▸ **Instructions for the task**: From start to end, write out the following data exactly, apart from its images.

▸ **Records provided**:
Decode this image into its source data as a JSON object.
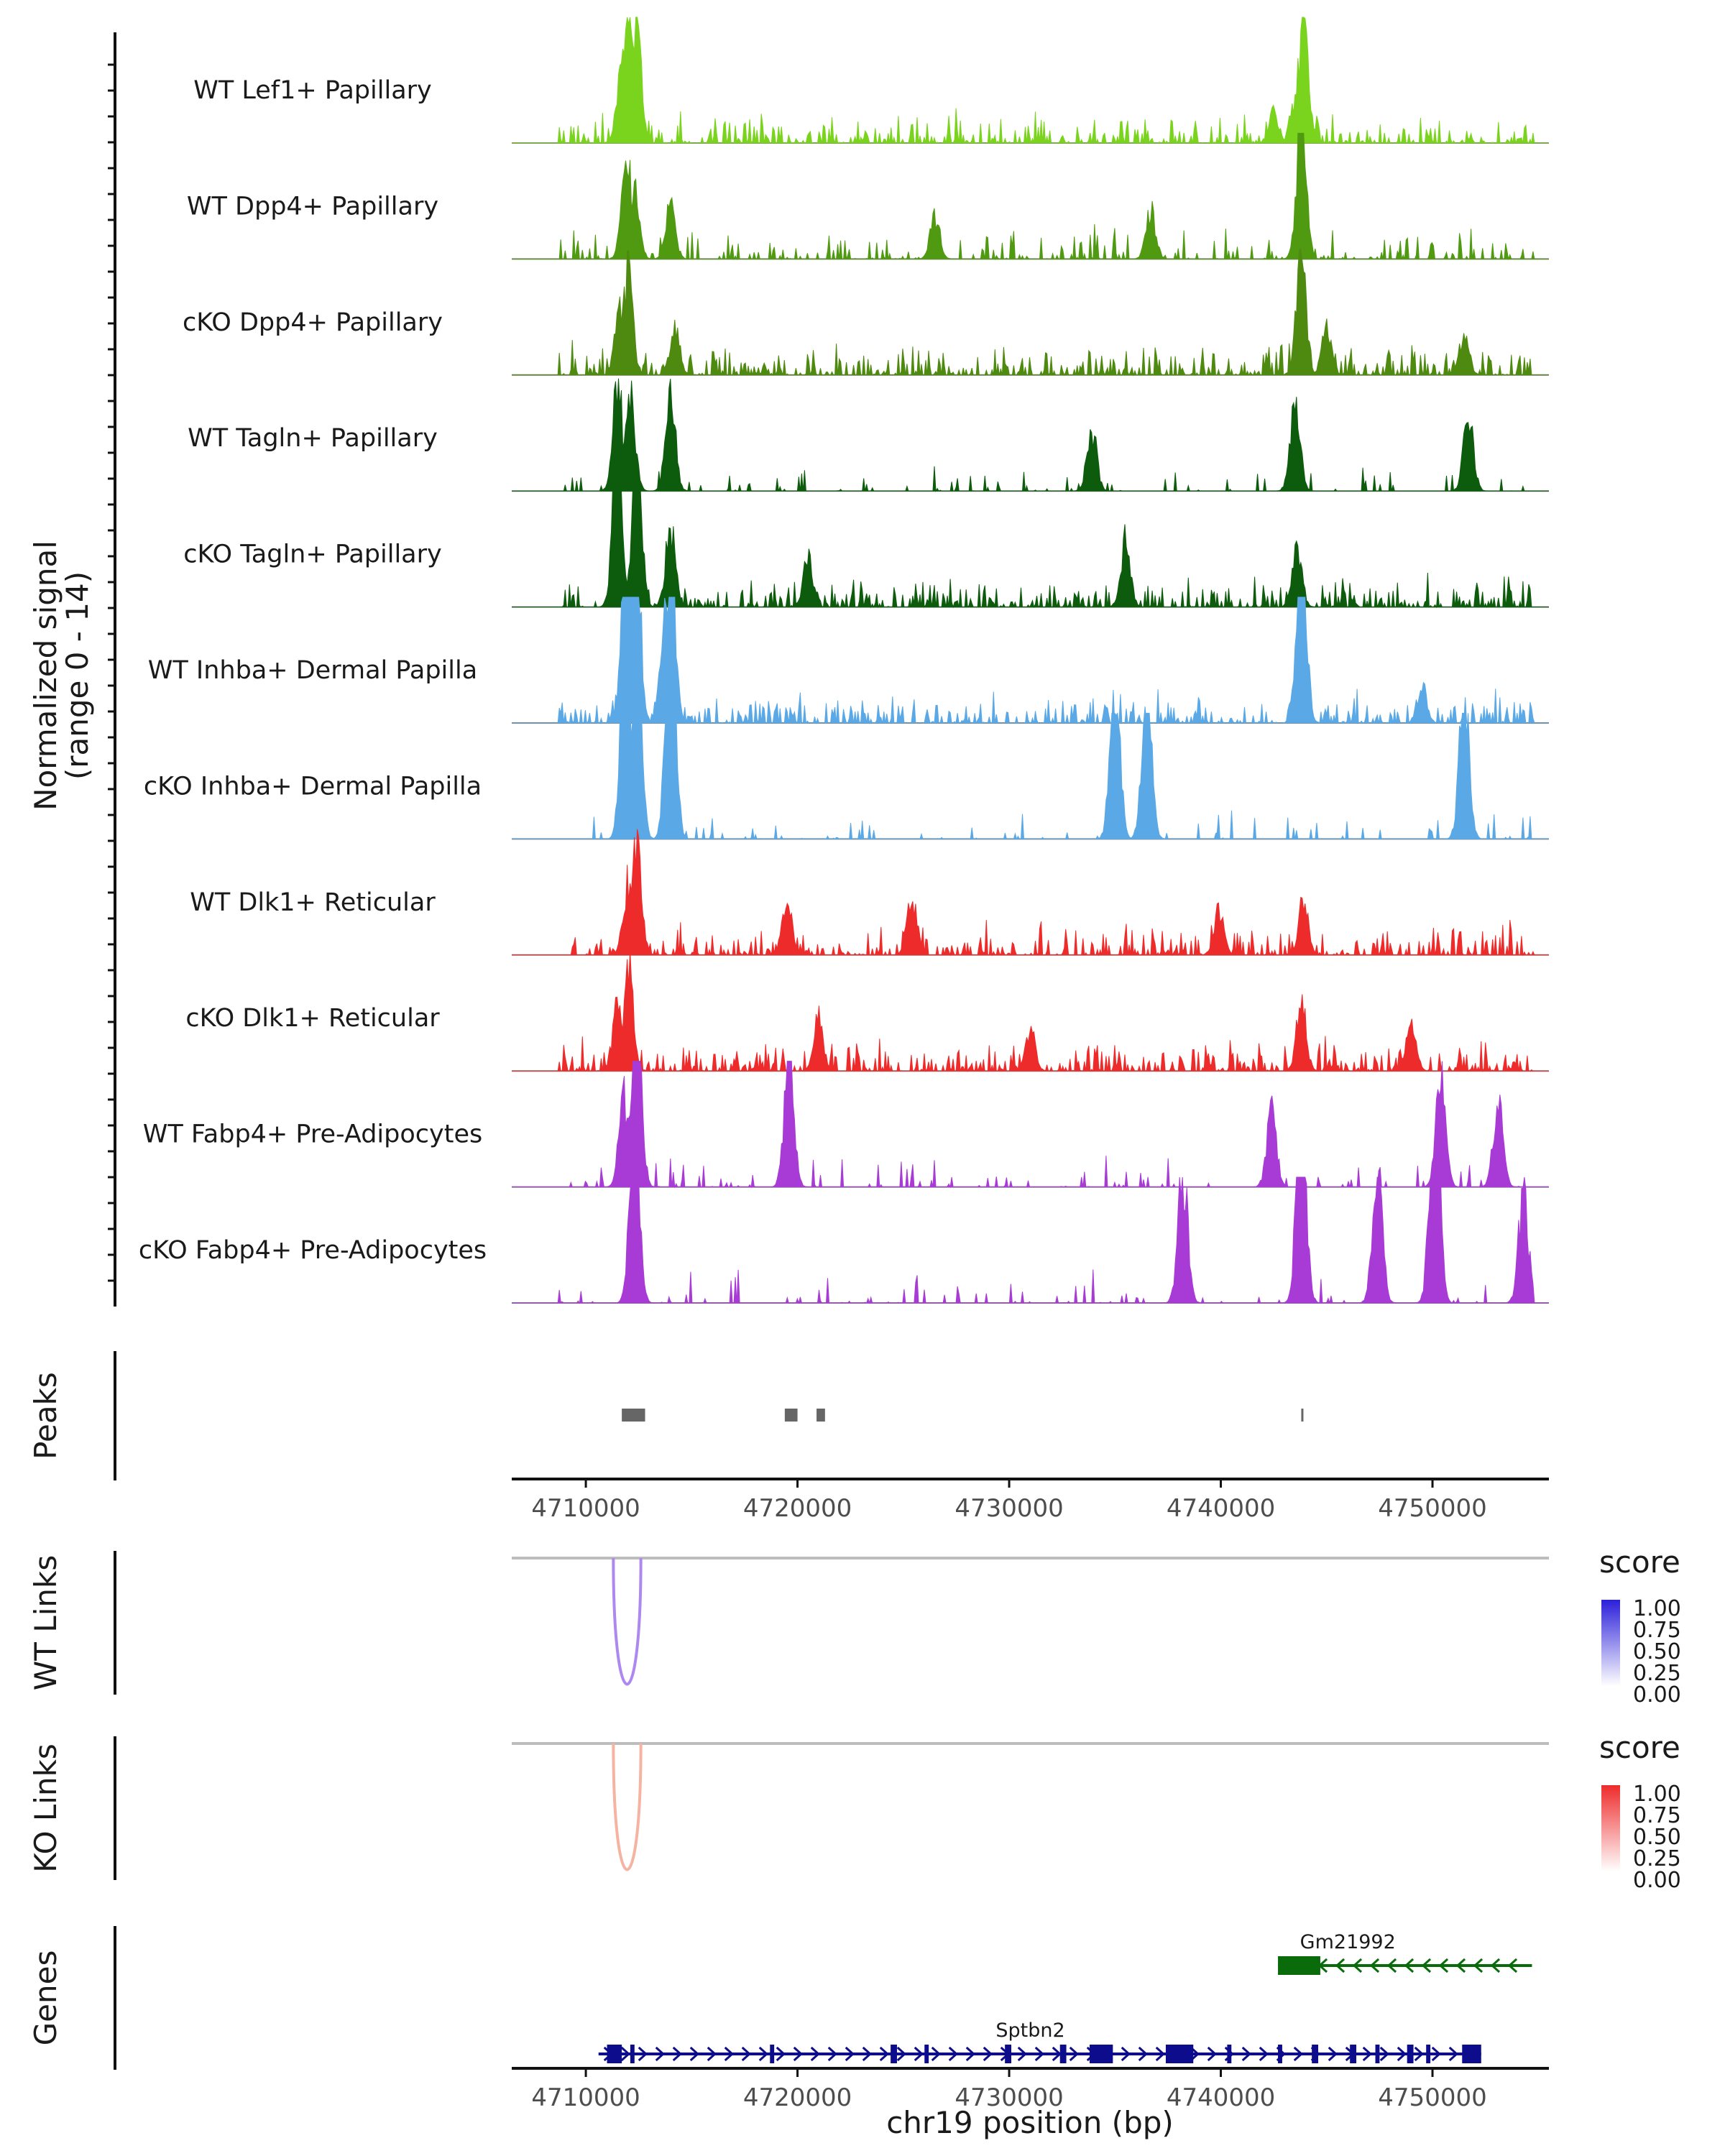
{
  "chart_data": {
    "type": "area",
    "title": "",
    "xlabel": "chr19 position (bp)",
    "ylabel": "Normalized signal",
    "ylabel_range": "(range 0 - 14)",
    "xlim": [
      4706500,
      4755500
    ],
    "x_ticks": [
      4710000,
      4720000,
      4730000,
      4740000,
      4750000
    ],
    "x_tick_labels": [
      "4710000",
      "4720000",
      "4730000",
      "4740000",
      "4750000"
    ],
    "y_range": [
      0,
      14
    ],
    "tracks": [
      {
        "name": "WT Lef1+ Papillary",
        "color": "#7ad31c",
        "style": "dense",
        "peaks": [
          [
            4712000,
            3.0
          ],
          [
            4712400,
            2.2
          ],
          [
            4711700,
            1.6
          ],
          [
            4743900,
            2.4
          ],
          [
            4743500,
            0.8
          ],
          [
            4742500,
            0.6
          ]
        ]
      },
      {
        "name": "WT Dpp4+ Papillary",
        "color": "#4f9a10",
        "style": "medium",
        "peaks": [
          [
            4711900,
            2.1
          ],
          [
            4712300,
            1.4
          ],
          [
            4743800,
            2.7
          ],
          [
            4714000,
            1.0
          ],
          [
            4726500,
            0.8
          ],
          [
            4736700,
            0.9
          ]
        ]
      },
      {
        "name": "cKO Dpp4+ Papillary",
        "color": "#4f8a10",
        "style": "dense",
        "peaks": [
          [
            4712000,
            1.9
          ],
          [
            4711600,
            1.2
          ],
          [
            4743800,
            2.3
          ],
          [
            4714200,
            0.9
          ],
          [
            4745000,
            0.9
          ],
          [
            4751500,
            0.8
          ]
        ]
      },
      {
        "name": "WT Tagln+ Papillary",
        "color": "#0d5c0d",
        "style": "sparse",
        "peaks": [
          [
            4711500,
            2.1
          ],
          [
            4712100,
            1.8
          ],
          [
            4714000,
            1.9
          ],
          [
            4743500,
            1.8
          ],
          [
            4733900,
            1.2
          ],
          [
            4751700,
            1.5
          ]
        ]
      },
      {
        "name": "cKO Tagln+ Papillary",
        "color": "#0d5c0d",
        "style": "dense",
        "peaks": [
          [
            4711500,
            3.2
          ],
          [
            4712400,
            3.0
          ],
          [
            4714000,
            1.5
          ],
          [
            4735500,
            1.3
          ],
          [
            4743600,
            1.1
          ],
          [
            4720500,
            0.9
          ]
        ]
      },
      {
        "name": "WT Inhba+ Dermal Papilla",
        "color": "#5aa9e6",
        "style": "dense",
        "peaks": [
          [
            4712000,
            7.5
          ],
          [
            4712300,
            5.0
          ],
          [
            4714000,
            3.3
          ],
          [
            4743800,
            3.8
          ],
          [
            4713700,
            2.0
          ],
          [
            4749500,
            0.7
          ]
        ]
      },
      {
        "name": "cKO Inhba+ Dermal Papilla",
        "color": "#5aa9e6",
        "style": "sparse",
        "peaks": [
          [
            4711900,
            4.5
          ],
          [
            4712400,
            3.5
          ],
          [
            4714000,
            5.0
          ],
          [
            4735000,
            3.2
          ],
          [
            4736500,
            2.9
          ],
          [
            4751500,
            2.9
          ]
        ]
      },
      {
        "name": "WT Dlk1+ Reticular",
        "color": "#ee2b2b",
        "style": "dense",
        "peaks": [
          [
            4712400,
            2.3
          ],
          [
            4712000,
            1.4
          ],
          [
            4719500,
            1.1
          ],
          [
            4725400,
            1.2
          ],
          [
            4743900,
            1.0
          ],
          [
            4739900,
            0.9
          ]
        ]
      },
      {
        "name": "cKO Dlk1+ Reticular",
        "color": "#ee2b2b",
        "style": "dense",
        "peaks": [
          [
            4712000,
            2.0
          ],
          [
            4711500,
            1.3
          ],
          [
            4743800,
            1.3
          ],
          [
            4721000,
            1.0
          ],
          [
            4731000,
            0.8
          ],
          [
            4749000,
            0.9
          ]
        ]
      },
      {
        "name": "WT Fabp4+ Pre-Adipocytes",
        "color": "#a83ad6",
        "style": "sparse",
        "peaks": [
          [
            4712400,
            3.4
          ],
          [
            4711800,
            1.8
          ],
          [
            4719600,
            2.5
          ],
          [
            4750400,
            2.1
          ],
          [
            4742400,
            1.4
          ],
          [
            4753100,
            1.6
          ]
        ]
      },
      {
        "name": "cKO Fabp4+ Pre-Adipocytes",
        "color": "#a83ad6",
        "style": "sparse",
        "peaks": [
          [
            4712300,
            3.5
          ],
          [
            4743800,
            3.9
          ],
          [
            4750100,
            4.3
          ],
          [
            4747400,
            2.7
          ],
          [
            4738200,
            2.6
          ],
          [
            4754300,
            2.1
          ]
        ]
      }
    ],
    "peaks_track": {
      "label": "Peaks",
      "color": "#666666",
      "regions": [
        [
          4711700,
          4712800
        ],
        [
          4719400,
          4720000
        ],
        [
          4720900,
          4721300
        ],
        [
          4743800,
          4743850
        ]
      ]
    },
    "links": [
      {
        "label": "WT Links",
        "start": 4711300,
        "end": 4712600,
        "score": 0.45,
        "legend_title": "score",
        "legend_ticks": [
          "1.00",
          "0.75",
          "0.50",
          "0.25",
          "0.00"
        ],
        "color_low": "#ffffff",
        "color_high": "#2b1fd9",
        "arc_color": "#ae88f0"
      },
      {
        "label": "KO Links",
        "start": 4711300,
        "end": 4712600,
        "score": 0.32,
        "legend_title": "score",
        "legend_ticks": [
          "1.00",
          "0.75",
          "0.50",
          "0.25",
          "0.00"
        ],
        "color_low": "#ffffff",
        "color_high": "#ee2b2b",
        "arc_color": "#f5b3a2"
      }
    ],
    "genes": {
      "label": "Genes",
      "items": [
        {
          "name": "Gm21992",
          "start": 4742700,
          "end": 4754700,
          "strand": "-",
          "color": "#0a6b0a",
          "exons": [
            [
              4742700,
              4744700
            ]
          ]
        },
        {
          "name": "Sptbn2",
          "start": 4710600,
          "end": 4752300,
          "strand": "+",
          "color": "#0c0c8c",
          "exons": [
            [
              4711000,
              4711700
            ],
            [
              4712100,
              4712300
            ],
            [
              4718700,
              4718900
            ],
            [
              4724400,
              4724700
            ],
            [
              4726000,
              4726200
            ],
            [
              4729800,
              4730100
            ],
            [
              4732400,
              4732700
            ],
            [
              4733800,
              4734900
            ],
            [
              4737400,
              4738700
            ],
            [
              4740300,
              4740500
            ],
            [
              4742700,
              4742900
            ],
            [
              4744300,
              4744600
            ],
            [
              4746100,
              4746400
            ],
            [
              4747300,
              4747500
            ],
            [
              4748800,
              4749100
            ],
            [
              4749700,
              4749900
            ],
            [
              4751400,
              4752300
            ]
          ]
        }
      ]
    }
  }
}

▸ **Written solution**:
Decode this image into its source data as a JSON object.
{
  "chart_data": {
    "type": "area",
    "title": "",
    "xlabel": "chr19 position (bp)",
    "ylabel": "Normalized signal",
    "ylabel_range": "(range 0 - 14)",
    "xlim": [
      4706500,
      4755500
    ],
    "x_ticks": [
      4710000,
      4720000,
      4730000,
      4740000,
      4750000
    ],
    "x_tick_labels": [
      "4710000",
      "4720000",
      "4730000",
      "4740000",
      "4750000"
    ],
    "y_range": [
      0,
      14
    ],
    "tracks": [
      {
        "name": "WT Lef1+ Papillary",
        "color": "#7ad31c",
        "style": "dense",
        "peaks": [
          [
            4712000,
            3.0
          ],
          [
            4712400,
            2.2
          ],
          [
            4711700,
            1.6
          ],
          [
            4743900,
            2.4
          ],
          [
            4743500,
            0.8
          ],
          [
            4742500,
            0.6
          ]
        ]
      },
      {
        "name": "WT Dpp4+ Papillary",
        "color": "#4f9a10",
        "style": "medium",
        "peaks": [
          [
            4711900,
            2.1
          ],
          [
            4712300,
            1.4
          ],
          [
            4743800,
            2.7
          ],
          [
            4714000,
            1.0
          ],
          [
            4726500,
            0.8
          ],
          [
            4736700,
            0.9
          ]
        ]
      },
      {
        "name": "cKO Dpp4+ Papillary",
        "color": "#4f8a10",
        "style": "dense",
        "peaks": [
          [
            4712000,
            1.9
          ],
          [
            4711600,
            1.2
          ],
          [
            4743800,
            2.3
          ],
          [
            4714200,
            0.9
          ],
          [
            4745000,
            0.9
          ],
          [
            4751500,
            0.8
          ]
        ]
      },
      {
        "name": "WT Tagln+ Papillary",
        "color": "#0d5c0d",
        "style": "sparse",
        "peaks": [
          [
            4711500,
            2.1
          ],
          [
            4712100,
            1.8
          ],
          [
            4714000,
            1.9
          ],
          [
            4743500,
            1.8
          ],
          [
            4733900,
            1.2
          ],
          [
            4751700,
            1.5
          ]
        ]
      },
      {
        "name": "cKO Tagln+ Papillary",
        "color": "#0d5c0d",
        "style": "dense",
        "peaks": [
          [
            4711500,
            3.2
          ],
          [
            4712400,
            3.0
          ],
          [
            4714000,
            1.5
          ],
          [
            4735500,
            1.3
          ],
          [
            4743600,
            1.1
          ],
          [
            4720500,
            0.9
          ]
        ]
      },
      {
        "name": "WT Inhba+ Dermal Papilla",
        "color": "#5aa9e6",
        "style": "dense",
        "peaks": [
          [
            4712000,
            7.5
          ],
          [
            4712300,
            5.0
          ],
          [
            4714000,
            3.3
          ],
          [
            4743800,
            3.8
          ],
          [
            4713700,
            2.0
          ],
          [
            4749500,
            0.7
          ]
        ]
      },
      {
        "name": "cKO Inhba+ Dermal Papilla",
        "color": "#5aa9e6",
        "style": "sparse",
        "peaks": [
          [
            4711900,
            4.5
          ],
          [
            4712400,
            3.5
          ],
          [
            4714000,
            5.0
          ],
          [
            4735000,
            3.2
          ],
          [
            4736500,
            2.9
          ],
          [
            4751500,
            2.9
          ]
        ]
      },
      {
        "name": "WT Dlk1+ Reticular",
        "color": "#ee2b2b",
        "style": "dense",
        "peaks": [
          [
            4712400,
            2.3
          ],
          [
            4712000,
            1.4
          ],
          [
            4719500,
            1.1
          ],
          [
            4725400,
            1.2
          ],
          [
            4743900,
            1.0
          ],
          [
            4739900,
            0.9
          ]
        ]
      },
      {
        "name": "cKO Dlk1+ Reticular",
        "color": "#ee2b2b",
        "style": "dense",
        "peaks": [
          [
            4712000,
            2.0
          ],
          [
            4711500,
            1.3
          ],
          [
            4743800,
            1.3
          ],
          [
            4721000,
            1.0
          ],
          [
            4731000,
            0.8
          ],
          [
            4749000,
            0.9
          ]
        ]
      },
      {
        "name": "WT Fabp4+ Pre-Adipocytes",
        "color": "#a83ad6",
        "style": "sparse",
        "peaks": [
          [
            4712400,
            3.4
          ],
          [
            4711800,
            1.8
          ],
          [
            4719600,
            2.5
          ],
          [
            4750400,
            2.1
          ],
          [
            4742400,
            1.4
          ],
          [
            4753100,
            1.6
          ]
        ]
      },
      {
        "name": "cKO Fabp4+ Pre-Adipocytes",
        "color": "#a83ad6",
        "style": "sparse",
        "peaks": [
          [
            4712300,
            3.5
          ],
          [
            4743800,
            3.9
          ],
          [
            4750100,
            4.3
          ],
          [
            4747400,
            2.7
          ],
          [
            4738200,
            2.6
          ],
          [
            4754300,
            2.1
          ]
        ]
      }
    ],
    "peaks_track": {
      "label": "Peaks",
      "color": "#666666",
      "regions": [
        [
          4711700,
          4712800
        ],
        [
          4719400,
          4720000
        ],
        [
          4720900,
          4721300
        ],
        [
          4743800,
          4743850
        ]
      ]
    },
    "links": [
      {
        "label": "WT Links",
        "start": 4711300,
        "end": 4712600,
        "score": 0.45,
        "legend_title": "score",
        "legend_ticks": [
          "1.00",
          "0.75",
          "0.50",
          "0.25",
          "0.00"
        ],
        "color_low": "#ffffff",
        "color_high": "#2b1fd9",
        "arc_color": "#ae88f0"
      },
      {
        "label": "KO Links",
        "start": 4711300,
        "end": 4712600,
        "score": 0.32,
        "legend_title": "score",
        "legend_ticks": [
          "1.00",
          "0.75",
          "0.50",
          "0.25",
          "0.00"
        ],
        "color_low": "#ffffff",
        "color_high": "#ee2b2b",
        "arc_color": "#f5b3a2"
      }
    ],
    "genes": {
      "label": "Genes",
      "items": [
        {
          "name": "Gm21992",
          "start": 4742700,
          "end": 4754700,
          "strand": "-",
          "color": "#0a6b0a",
          "exons": [
            [
              4742700,
              4744700
            ]
          ]
        },
        {
          "name": "Sptbn2",
          "start": 4710600,
          "end": 4752300,
          "strand": "+",
          "color": "#0c0c8c",
          "exons": [
            [
              4711000,
              4711700
            ],
            [
              4712100,
              4712300
            ],
            [
              4718700,
              4718900
            ],
            [
              4724400,
              4724700
            ],
            [
              4726000,
              4726200
            ],
            [
              4729800,
              4730100
            ],
            [
              4732400,
              4732700
            ],
            [
              4733800,
              4734900
            ],
            [
              4737400,
              4738700
            ],
            [
              4740300,
              4740500
            ],
            [
              4742700,
              4742900
            ],
            [
              4744300,
              4744600
            ],
            [
              4746100,
              4746400
            ],
            [
              4747300,
              4747500
            ],
            [
              4748800,
              4749100
            ],
            [
              4749700,
              4749900
            ],
            [
              4751400,
              4752300
            ]
          ]
        }
      ]
    }
  }
}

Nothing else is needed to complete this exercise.